** begin AVAILABLE RECORDS **
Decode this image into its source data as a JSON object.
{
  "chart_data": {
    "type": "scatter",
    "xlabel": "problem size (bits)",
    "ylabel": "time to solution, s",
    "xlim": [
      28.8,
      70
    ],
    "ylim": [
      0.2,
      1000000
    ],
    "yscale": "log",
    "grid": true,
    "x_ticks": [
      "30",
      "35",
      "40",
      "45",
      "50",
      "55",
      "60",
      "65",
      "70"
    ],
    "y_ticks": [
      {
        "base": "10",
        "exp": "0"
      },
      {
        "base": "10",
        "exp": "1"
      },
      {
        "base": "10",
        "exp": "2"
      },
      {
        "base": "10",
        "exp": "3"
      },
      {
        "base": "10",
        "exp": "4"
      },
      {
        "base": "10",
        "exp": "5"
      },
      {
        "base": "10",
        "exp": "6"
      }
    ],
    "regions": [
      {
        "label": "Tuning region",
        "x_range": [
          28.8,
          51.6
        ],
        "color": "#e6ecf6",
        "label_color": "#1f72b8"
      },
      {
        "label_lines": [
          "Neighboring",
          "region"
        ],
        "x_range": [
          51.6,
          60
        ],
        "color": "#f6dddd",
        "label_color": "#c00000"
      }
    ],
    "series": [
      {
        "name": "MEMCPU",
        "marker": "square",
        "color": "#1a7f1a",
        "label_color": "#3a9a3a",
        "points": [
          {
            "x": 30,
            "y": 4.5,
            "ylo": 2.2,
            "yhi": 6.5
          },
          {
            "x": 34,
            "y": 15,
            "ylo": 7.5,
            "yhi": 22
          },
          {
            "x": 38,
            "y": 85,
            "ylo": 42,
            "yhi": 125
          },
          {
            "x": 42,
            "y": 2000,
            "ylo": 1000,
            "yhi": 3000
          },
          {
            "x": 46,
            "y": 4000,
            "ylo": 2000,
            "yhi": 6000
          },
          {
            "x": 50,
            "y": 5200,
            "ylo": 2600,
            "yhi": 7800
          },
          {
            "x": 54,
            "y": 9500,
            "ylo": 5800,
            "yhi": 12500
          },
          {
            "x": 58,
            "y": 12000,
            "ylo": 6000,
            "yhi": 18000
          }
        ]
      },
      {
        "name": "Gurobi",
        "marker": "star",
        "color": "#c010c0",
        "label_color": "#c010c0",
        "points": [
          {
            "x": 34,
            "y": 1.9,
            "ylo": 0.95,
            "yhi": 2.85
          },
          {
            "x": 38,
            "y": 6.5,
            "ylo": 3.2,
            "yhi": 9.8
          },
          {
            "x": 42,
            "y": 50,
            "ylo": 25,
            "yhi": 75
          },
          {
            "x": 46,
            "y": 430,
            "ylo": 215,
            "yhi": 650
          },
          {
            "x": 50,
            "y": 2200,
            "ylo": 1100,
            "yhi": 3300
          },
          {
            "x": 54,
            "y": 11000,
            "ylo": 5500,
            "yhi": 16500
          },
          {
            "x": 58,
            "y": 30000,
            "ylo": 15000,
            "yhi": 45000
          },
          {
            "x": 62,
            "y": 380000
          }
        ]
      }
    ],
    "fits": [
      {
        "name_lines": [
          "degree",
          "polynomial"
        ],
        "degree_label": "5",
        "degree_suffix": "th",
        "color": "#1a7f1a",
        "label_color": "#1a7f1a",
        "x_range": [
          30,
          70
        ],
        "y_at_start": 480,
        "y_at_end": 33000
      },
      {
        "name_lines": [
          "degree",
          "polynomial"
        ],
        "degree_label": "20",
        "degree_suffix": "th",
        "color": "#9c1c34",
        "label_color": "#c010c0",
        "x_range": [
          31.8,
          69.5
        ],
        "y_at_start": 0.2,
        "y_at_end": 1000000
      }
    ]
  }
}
** end AVAILABLE RECORDS **
OBJECTIVE:
The records above are to be repeated exactly, in their entirety.

WORKED SOLUTION:
Decode this image into its source data as a JSON object.
{
  "chart_data": {
    "type": "scatter",
    "xlabel": "problem size (bits)",
    "ylabel": "time to solution, s",
    "xlim": [
      28.8,
      70
    ],
    "ylim": [
      0.2,
      1000000
    ],
    "yscale": "log",
    "grid": true,
    "x_ticks": [
      "30",
      "35",
      "40",
      "45",
      "50",
      "55",
      "60",
      "65",
      "70"
    ],
    "y_ticks": [
      {
        "base": "10",
        "exp": "0"
      },
      {
        "base": "10",
        "exp": "1"
      },
      {
        "base": "10",
        "exp": "2"
      },
      {
        "base": "10",
        "exp": "3"
      },
      {
        "base": "10",
        "exp": "4"
      },
      {
        "base": "10",
        "exp": "5"
      },
      {
        "base": "10",
        "exp": "6"
      }
    ],
    "regions": [
      {
        "label": "Tuning region",
        "x_range": [
          28.8,
          51.6
        ],
        "color": "#e6ecf6",
        "label_color": "#1f72b8"
      },
      {
        "label_lines": [
          "Neighboring",
          "region"
        ],
        "x_range": [
          51.6,
          60
        ],
        "color": "#f6dddd",
        "label_color": "#c00000"
      }
    ],
    "series": [
      {
        "name": "MEMCPU",
        "marker": "square",
        "color": "#1a7f1a",
        "label_color": "#3a9a3a",
        "points": [
          {
            "x": 30,
            "y": 4.5,
            "ylo": 2.2,
            "yhi": 6.5
          },
          {
            "x": 34,
            "y": 15,
            "ylo": 7.5,
            "yhi": 22
          },
          {
            "x": 38,
            "y": 85,
            "ylo": 42,
            "yhi": 125
          },
          {
            "x": 42,
            "y": 2000,
            "ylo": 1000,
            "yhi": 3000
          },
          {
            "x": 46,
            "y": 4000,
            "ylo": 2000,
            "yhi": 6000
          },
          {
            "x": 50,
            "y": 5200,
            "ylo": 2600,
            "yhi": 7800
          },
          {
            "x": 54,
            "y": 9500,
            "ylo": 5800,
            "yhi": 12500
          },
          {
            "x": 58,
            "y": 12000,
            "ylo": 6000,
            "yhi": 18000
          }
        ]
      },
      {
        "name": "Gurobi",
        "marker": "star",
        "color": "#c010c0",
        "label_color": "#c010c0",
        "points": [
          {
            "x": 34,
            "y": 1.9,
            "ylo": 0.95,
            "yhi": 2.85
          },
          {
            "x": 38,
            "y": 6.5,
            "ylo": 3.2,
            "yhi": 9.8
          },
          {
            "x": 42,
            "y": 50,
            "ylo": 25,
            "yhi": 75
          },
          {
            "x": 46,
            "y": 430,
            "ylo": 215,
            "yhi": 650
          },
          {
            "x": 50,
            "y": 2200,
            "ylo": 1100,
            "yhi": 3300
          },
          {
            "x": 54,
            "y": 11000,
            "ylo": 5500,
            "yhi": 16500
          },
          {
            "x": 58,
            "y": 30000,
            "ylo": 15000,
            "yhi": 45000
          },
          {
            "x": 62,
            "y": 380000
          }
        ]
      }
    ],
    "fits": [
      {
        "name_lines": [
          "degree",
          "polynomial"
        ],
        "degree_label": "5",
        "degree_suffix": "th",
        "color": "#1a7f1a",
        "label_color": "#1a7f1a",
        "x_range": [
          30,
          70
        ],
        "y_at_start": 480,
        "y_at_end": 33000
      },
      {
        "name_lines": [
          "degree",
          "polynomial"
        ],
        "degree_label": "20",
        "degree_suffix": "th",
        "color": "#9c1c34",
        "label_color": "#c010c0",
        "x_range": [
          31.8,
          69.5
        ],
        "y_at_start": 0.2,
        "y_at_end": 1000000
      }
    ]
  }
}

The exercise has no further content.